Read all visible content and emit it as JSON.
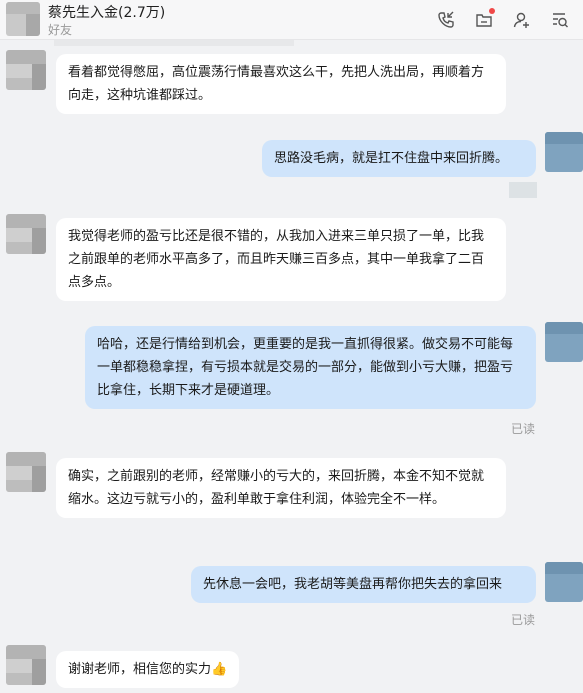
{
  "header": {
    "contact_name": "蔡先生入金(2.7万)",
    "contact_tag": "好友"
  },
  "icons": [
    "phone-icon",
    "folder-icon",
    "add-person-icon",
    "search-chat-icon"
  ],
  "messages": [
    {
      "side": "left",
      "text": "看着都觉得憋屈，高位震荡行情最喜欢这么干，先把人洗出局，再顺着方向走，这种坑谁都踩过。"
    },
    {
      "side": "right",
      "text": "思路没毛病，就是扛不住盘中来回折腾。"
    },
    {
      "side": "left",
      "text": "我觉得老师的盈亏比还是很不错的，从我加入进来三单只损了一单，比我之前跟单的老师水平高多了，而且昨天赚三百多点，其中一单我拿了二百点多点。"
    },
    {
      "side": "right",
      "text": "哈哈，还是行情给到机会，更重要的是我一直抓得很紧。做交易不可能每一单都稳稳拿捏，有亏损本就是交易的一部分，能做到小亏大赚，把盈亏比拿住，长期下来才是硬道理。",
      "status": "已读"
    },
    {
      "side": "left",
      "text": "确实，之前跟别的老师，经常赚小的亏大的，来回折腾，本金不知不觉就缩水。这边亏就亏小的，盈利单敢于拿住利润，体验完全不一样。"
    },
    {
      "side": "right",
      "text": "先休息一会吧，我老胡等美盘再帮你把失去的拿回来",
      "status": "已读"
    },
    {
      "side": "left",
      "text": "谢谢老师，相信您的实力👍"
    }
  ]
}
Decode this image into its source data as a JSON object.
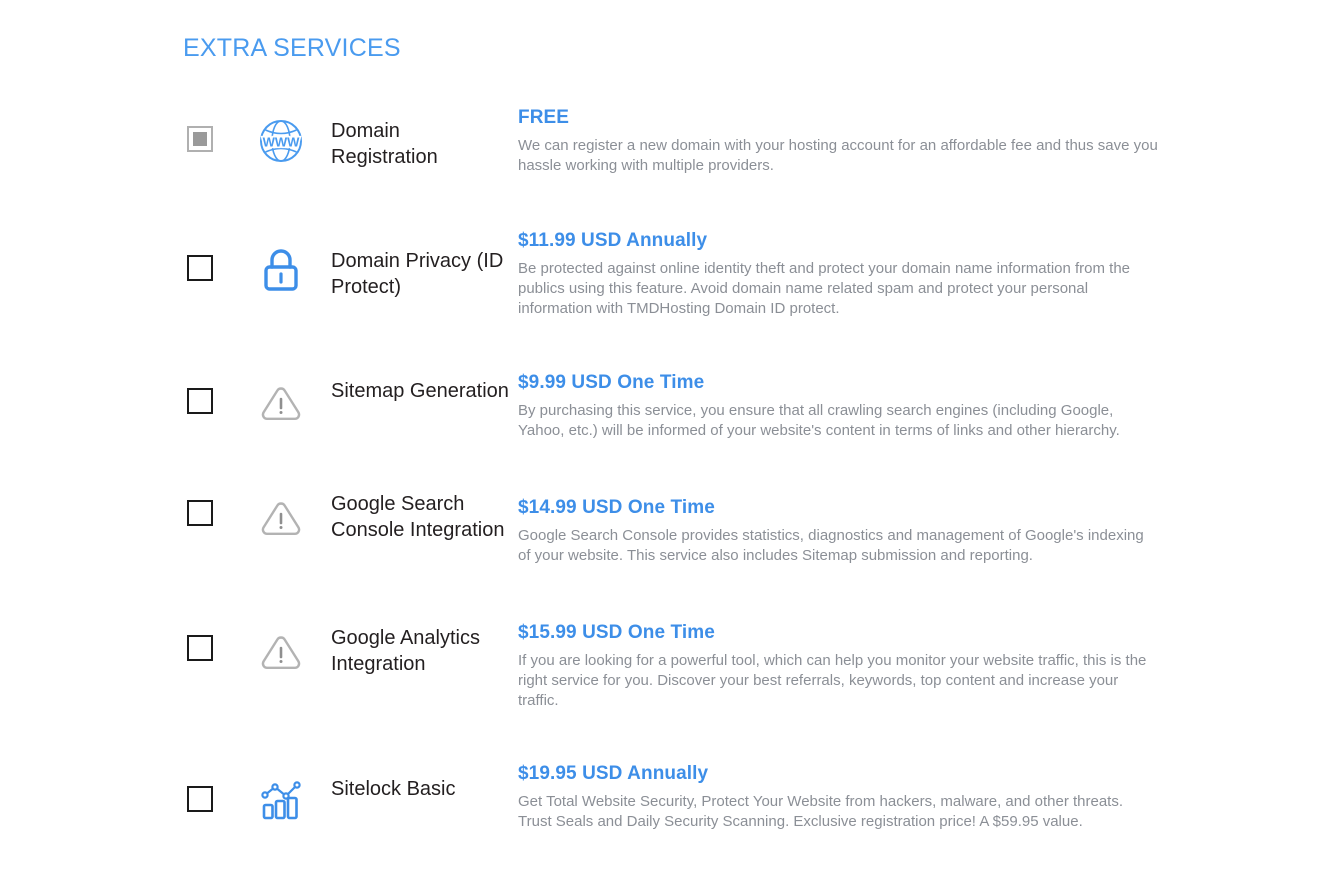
{
  "section": {
    "heading": "EXTRA SERVICES",
    "heading_color": "#4a9bef",
    "price_color": "#3d8ee8",
    "description_color": "#8b8f96",
    "title_color": "#231f20"
  },
  "services": [
    {
      "checkbox_state": "checked-locked",
      "icon": "globe-www-icon",
      "title": "Domain Registration",
      "price": "FREE",
      "description": "We can register a new domain with your hosting account for an affordable fee and thus save you hassle working with multiple providers."
    },
    {
      "checkbox_state": "unchecked",
      "icon": "lock-icon",
      "title": "Domain Privacy (ID Protect)",
      "price": "$11.99 USD Annually",
      "description": "Be protected against online identity theft and protect your domain name information from the publics using this feature. Avoid domain name related spam and protect your personal information with TMDHosting Domain ID protect."
    },
    {
      "checkbox_state": "unchecked",
      "icon": "warning-triangle-icon",
      "title": "Sitemap Generation",
      "price": "$9.99 USD One Time",
      "description": "By purchasing this service, you ensure that all crawling search engines (including Google, Yahoo, etc.) will be informed of your website's content in terms of links and other hierarchy."
    },
    {
      "checkbox_state": "unchecked",
      "icon": "warning-triangle-icon",
      "title": "Google Search Console Integration",
      "price": "$14.99 USD One Time",
      "description": "Google Search Console provides statistics, diagnostics and management of Google's indexing of your website. This service also includes Sitemap submission and reporting."
    },
    {
      "checkbox_state": "unchecked",
      "icon": "warning-triangle-icon",
      "title": "Google Analytics Integration",
      "price": "$15.99 USD One Time",
      "description": "If you are looking for a powerful tool, which can help you monitor your website traffic, this is the right service for you. Discover your best referrals, keywords, top content and increase your traffic."
    },
    {
      "checkbox_state": "unchecked",
      "icon": "bar-chart-line-icon",
      "title": "Sitelock Basic",
      "price": "$19.95 USD Annually",
      "description": "Get Total Website Security, Protect Your Website from hackers, malware, and other threats. Trust Seals and Daily Security Scanning. Exclusive registration price! A $59.95 value."
    }
  ],
  "layout": {
    "row_tops": [
      0,
      130,
      272,
      385,
      518,
      656
    ],
    "checkbox_tops": [
      31,
      160,
      293,
      405,
      540,
      691
    ],
    "icon_tops": [
      21,
      150,
      283,
      398,
      532,
      681
    ],
    "title_tops": [
      23,
      153,
      283,
      396,
      530,
      681
    ],
    "detail_tops": [
      11,
      134,
      276,
      401,
      526,
      667
    ]
  }
}
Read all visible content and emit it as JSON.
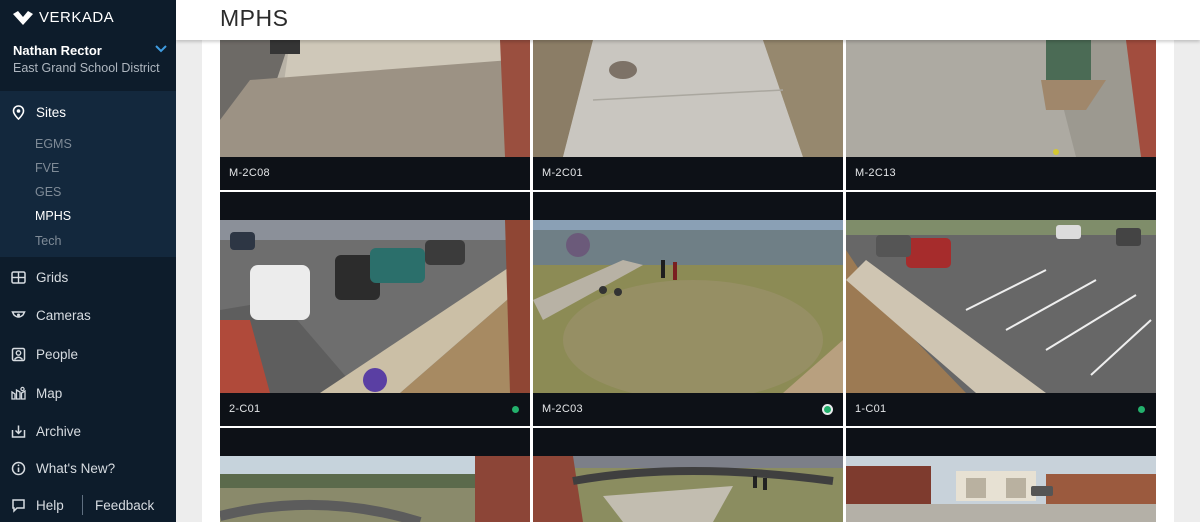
{
  "brand": {
    "name": "VERKADA"
  },
  "user": {
    "name": "Nathan Rector",
    "org": "East Grand School District"
  },
  "nav": {
    "sites_label": "Sites",
    "sites": [
      "EGMS",
      "FVE",
      "GES",
      "MPHS",
      "Tech"
    ],
    "active_site": "MPHS",
    "grids_label": "Grids",
    "cameras_label": "Cameras",
    "people_label": "People",
    "map_label": "Map",
    "archive_label": "Archive",
    "whats_new_label": "What's New?",
    "help_label": "Help",
    "feedback_label": "Feedback"
  },
  "page": {
    "title": "MPHS"
  },
  "cameras": [
    {
      "name": "M-2C08",
      "status": ""
    },
    {
      "name": "M-2C01",
      "status": ""
    },
    {
      "name": "M-2C13",
      "status": ""
    },
    {
      "name": "2-C01",
      "status": "online"
    },
    {
      "name": "M-2C03",
      "status": "online-selected"
    },
    {
      "name": "1-C01",
      "status": "online"
    },
    {
      "name": "",
      "status": ""
    },
    {
      "name": "",
      "status": ""
    },
    {
      "name": "",
      "status": ""
    }
  ],
  "colors": {
    "sidebar": "#0d1c2b",
    "sites_panel": "#13283d",
    "online": "#23b06c"
  }
}
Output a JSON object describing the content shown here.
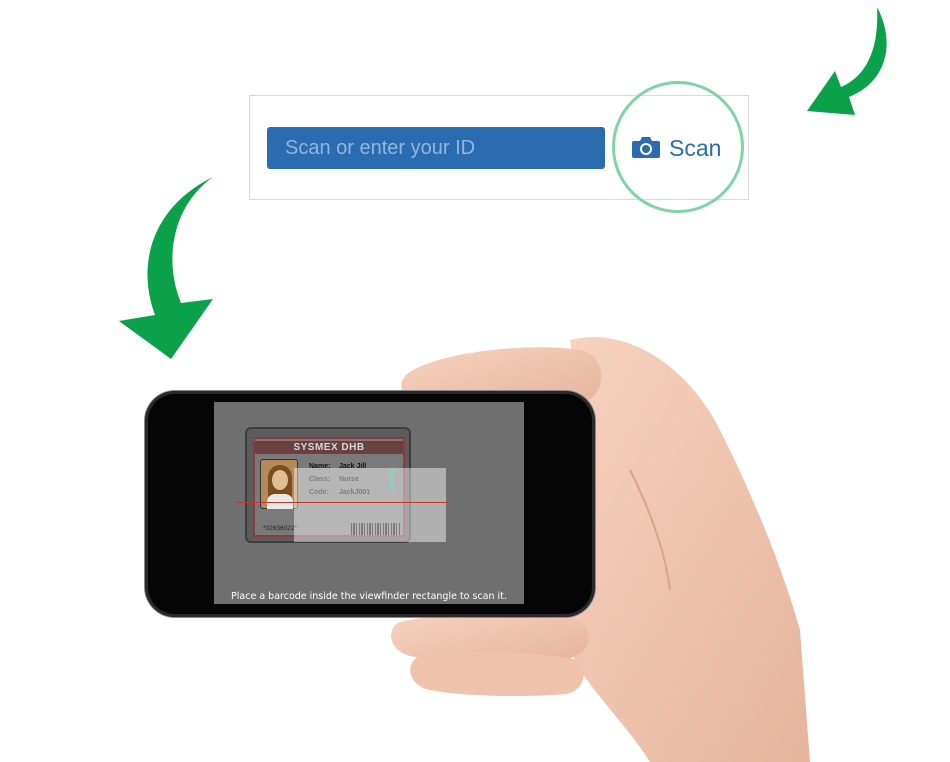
{
  "scan_form": {
    "id_input": {
      "placeholder": "Scan or enter your ID",
      "value": ""
    },
    "scan_button": {
      "label": "Scan",
      "icon": "camera-icon"
    }
  },
  "phone": {
    "camera_preview": {
      "badge": {
        "organization": "SYSMEX DHB",
        "fields": [
          {
            "key": "Name:",
            "value": "Jack Jill"
          },
          {
            "key": "Class:",
            "value": "Nurse"
          },
          {
            "key": "Code:",
            "value": "JackJ001"
          }
        ],
        "number": "*02636022*",
        "logo_letter": "I"
      },
      "hint": "Place a barcode inside the viewfinder rectangle to scan it."
    }
  },
  "colors": {
    "accent": "#2b6cb0",
    "arrow": "#0aa14a",
    "highlight_ring": "#7fd3a6"
  }
}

------

■ **Task instructions**
Show every line from the entries above in which the word "Annually" appears.

■ **Output**
      "price": "$11.99 USD Annually",
      "price": "$19.95 USD Annually",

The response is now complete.